Reading the listing below, count the lines that contain the word "series" and give that count alone.

--- INPUT RECORDS ---

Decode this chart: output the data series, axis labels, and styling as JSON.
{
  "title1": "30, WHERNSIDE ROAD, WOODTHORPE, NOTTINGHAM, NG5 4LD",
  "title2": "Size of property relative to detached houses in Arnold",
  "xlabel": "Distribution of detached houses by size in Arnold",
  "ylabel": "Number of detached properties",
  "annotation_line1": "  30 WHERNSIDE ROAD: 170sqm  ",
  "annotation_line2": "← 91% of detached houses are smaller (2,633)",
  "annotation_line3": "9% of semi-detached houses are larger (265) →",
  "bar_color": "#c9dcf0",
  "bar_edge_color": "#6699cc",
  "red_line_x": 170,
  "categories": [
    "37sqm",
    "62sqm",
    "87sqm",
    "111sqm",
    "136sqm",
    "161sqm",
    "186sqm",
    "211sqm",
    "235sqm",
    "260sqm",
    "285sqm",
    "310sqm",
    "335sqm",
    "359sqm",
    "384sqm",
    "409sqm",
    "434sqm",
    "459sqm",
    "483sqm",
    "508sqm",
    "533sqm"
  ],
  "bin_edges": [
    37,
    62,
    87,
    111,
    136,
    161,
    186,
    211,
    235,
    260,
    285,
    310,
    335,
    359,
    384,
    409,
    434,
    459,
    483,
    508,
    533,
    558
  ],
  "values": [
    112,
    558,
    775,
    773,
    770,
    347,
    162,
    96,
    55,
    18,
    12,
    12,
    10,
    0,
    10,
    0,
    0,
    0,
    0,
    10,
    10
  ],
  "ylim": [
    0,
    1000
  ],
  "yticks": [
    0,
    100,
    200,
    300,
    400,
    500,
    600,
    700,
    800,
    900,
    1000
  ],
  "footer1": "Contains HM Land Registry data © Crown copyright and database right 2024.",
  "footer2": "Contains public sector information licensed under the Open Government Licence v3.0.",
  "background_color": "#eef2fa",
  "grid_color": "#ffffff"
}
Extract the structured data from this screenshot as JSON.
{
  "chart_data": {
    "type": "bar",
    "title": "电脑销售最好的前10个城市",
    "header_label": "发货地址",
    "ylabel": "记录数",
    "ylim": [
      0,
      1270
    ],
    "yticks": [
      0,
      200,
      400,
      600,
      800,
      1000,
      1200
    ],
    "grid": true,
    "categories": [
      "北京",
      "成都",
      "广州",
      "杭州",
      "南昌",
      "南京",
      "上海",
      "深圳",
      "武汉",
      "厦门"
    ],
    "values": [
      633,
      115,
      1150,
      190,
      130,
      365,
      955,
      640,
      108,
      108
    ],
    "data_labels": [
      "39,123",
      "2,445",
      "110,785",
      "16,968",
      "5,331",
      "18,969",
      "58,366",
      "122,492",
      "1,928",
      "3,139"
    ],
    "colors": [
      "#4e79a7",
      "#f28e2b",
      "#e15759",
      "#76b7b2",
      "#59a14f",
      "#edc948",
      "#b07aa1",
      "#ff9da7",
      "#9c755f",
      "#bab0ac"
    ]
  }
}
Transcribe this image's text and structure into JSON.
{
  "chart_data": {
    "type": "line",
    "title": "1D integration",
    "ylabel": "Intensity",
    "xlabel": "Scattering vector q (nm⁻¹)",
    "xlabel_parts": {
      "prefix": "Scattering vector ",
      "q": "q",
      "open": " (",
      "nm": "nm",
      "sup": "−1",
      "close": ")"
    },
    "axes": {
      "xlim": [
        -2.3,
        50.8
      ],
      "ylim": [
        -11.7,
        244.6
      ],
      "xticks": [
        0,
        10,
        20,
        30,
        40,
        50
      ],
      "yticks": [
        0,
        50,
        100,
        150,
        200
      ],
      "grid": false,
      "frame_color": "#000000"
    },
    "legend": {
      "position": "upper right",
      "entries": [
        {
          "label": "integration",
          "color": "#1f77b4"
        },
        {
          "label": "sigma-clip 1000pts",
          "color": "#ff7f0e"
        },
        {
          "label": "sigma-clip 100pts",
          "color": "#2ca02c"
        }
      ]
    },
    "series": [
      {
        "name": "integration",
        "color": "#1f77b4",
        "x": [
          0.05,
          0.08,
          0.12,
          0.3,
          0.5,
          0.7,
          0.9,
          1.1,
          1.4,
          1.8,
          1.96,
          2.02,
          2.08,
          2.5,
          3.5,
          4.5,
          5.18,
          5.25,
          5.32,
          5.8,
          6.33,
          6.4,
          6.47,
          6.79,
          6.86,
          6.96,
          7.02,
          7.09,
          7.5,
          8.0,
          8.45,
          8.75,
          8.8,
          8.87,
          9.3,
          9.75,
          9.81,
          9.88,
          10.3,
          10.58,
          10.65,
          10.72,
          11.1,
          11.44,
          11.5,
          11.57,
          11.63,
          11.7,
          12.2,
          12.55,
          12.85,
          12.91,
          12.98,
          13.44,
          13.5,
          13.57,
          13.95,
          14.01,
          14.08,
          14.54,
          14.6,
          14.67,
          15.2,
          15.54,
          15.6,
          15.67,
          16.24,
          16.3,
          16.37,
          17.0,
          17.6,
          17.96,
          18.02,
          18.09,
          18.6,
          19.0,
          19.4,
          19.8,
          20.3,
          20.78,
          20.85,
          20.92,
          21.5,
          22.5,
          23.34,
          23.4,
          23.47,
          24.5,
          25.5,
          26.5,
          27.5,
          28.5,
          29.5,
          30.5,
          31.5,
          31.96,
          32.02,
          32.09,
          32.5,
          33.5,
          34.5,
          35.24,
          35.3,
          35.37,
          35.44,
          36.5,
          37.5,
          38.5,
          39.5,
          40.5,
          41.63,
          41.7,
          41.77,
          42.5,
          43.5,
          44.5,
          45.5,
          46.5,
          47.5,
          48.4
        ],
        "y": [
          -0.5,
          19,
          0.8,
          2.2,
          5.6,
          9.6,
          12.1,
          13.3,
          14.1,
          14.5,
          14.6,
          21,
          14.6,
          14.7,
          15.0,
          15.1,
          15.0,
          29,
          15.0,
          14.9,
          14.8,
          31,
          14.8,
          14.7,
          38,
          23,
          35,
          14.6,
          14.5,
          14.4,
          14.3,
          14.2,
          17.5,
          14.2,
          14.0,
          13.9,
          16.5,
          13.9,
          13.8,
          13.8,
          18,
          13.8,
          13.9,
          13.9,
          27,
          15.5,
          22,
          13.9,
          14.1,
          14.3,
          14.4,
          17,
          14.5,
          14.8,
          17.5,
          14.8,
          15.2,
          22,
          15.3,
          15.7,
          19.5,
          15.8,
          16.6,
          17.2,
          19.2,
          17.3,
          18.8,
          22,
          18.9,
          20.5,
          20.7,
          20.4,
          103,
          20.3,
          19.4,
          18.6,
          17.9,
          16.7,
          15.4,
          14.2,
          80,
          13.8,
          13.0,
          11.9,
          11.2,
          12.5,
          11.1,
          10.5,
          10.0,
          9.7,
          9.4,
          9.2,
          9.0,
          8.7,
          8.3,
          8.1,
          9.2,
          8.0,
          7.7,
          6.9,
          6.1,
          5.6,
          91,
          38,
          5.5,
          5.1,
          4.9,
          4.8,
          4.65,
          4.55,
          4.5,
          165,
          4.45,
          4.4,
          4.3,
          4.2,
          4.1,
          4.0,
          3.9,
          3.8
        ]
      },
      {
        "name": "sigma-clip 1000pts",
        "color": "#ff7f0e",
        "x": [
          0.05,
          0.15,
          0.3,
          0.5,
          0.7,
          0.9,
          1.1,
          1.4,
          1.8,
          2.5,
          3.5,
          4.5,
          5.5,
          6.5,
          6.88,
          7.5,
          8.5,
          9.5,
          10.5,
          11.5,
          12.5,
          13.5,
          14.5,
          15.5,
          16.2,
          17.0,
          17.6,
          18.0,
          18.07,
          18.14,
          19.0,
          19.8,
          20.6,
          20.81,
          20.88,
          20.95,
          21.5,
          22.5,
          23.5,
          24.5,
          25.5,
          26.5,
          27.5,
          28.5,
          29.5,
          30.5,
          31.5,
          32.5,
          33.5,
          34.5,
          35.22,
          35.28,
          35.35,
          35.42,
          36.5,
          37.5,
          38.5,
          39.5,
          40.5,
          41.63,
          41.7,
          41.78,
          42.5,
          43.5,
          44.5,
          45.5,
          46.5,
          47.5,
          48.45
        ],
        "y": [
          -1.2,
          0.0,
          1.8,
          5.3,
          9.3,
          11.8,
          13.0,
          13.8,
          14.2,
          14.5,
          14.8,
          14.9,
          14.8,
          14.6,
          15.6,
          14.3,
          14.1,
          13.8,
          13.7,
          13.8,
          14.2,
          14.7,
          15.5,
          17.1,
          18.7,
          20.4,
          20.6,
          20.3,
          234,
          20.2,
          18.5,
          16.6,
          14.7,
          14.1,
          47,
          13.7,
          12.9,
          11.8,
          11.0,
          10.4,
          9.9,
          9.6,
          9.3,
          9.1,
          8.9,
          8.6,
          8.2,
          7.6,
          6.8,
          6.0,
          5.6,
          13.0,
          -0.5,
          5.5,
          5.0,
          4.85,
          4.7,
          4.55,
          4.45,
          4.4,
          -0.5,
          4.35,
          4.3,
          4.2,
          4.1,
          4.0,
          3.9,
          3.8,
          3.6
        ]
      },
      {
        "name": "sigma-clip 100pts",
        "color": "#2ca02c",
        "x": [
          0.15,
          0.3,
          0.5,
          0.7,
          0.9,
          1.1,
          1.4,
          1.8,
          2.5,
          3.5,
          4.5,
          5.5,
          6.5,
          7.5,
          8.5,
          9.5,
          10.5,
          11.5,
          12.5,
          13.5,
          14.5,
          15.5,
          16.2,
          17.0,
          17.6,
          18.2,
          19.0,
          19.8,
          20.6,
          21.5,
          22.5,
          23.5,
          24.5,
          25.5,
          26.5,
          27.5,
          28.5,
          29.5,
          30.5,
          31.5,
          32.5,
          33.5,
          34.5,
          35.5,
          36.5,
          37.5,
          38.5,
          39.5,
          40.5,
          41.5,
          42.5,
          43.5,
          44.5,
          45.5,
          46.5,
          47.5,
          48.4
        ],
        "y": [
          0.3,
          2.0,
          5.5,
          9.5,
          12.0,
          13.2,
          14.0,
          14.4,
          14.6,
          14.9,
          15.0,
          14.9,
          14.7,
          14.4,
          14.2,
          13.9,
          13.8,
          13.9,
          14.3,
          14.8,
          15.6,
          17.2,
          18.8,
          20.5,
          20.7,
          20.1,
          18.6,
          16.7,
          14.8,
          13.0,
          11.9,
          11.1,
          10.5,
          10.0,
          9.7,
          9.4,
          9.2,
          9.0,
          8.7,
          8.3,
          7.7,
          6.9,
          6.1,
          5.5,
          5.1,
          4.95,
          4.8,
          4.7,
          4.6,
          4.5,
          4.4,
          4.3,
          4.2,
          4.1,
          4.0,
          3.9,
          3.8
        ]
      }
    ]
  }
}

---

WORKED SOLUTION:
2